§ **EXERCISE DETAILS**: Reproduce all the entries exactly.

(Saved entries)

## BEGIN

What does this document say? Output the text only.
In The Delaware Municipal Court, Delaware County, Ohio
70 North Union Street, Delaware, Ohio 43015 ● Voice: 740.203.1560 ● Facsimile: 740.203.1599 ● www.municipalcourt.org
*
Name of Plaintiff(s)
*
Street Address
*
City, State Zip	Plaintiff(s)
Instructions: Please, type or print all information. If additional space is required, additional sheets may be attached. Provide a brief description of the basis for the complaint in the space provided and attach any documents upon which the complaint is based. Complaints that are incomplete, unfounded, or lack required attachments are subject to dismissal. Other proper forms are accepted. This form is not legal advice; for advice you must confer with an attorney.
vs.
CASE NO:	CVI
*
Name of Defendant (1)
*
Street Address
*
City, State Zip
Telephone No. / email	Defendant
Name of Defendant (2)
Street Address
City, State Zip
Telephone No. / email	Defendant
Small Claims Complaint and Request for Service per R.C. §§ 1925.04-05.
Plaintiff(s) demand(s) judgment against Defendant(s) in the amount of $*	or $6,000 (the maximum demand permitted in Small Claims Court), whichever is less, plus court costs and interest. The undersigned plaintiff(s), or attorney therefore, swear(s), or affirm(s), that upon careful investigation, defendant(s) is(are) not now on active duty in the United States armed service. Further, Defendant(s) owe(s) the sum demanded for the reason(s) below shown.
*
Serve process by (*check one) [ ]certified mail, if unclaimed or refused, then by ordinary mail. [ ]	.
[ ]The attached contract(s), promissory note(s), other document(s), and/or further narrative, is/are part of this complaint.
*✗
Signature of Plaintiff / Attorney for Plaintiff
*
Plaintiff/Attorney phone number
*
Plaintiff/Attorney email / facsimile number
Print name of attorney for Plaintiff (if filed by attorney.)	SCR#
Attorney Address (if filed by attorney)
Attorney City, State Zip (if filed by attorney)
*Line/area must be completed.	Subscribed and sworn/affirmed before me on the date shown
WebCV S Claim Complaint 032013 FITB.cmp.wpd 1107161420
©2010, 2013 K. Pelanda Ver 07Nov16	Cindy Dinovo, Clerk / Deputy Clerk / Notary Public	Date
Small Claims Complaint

## END

§ **EXERCISE ANSWER**:
What does this document say? Output the text only.
In The Delaware Municipal Court, Delaware County, Ohio
70 North Union Street, Delaware, Ohio 43015 ● Voice: 740.203.1560 ● Facsimile: 740.203.1599 ● www.municipalcourt.org
*
Name of Plaintiff(s)
*
Street Address
*
City, State Zip	Plaintiff(s)
Instructions: Please, type or print all information. If additional space is required, additional sheets may be attached. Provide a brief description of the basis for the complaint in the space provided and attach any documents upon which the complaint is based. Complaints that are incomplete, unfounded, or lack required attachments are subject to dismissal. Other proper forms are accepted. This form is not legal advice; for advice you must confer with an attorney.
vs.
CASE NO:	CVI
*
Name of Defendant (1)
*
Street Address
*
City, State Zip
Telephone No. / email	Defendant
Name of Defendant (2)
Street Address
City, State Zip
Telephone No. / email	Defendant
Small Claims Complaint and Request for Service per R.C. §§ 1925.04-05.
Plaintiff(s) demand(s) judgment against Defendant(s) in the amount of $*	or $6,000 (the maximum demand permitted in Small Claims Court), whichever is less, plus court costs and interest. The undersigned plaintiff(s), or attorney therefore, swear(s), or affirm(s), that upon careful investigation, defendant(s) is(are) not now on active duty in the United States armed service. Further, Defendant(s) owe(s) the sum demanded for the reason(s) below shown.
*
Serve process by (*check one) [ ]certified mail, if unclaimed or refused, then by ordinary mail. [ ]	.
[ ]The attached contract(s), promissory note(s), other document(s), and/or further narrative, is/are part of this complaint.
*✗
Signature of Plaintiff / Attorney for Plaintiff
*
Plaintiff/Attorney phone number
*
Plaintiff/Attorney email / facsimile number
Print name of attorney for Plaintiff (if filed by attorney.)	SCR#
Attorney Address (if filed by attorney)
Attorney City, State Zip (if filed by attorney)
*Line/area must be completed.	Subscribed and sworn/affirmed before me on the date shown
WebCV S Claim Complaint 032013 FITB.cmp.wpd 1107161420
©2010, 2013 K. Pelanda Ver 07Nov16	Cindy Dinovo, Clerk / Deputy Clerk / Notary Public	Date
Small Claims Complaint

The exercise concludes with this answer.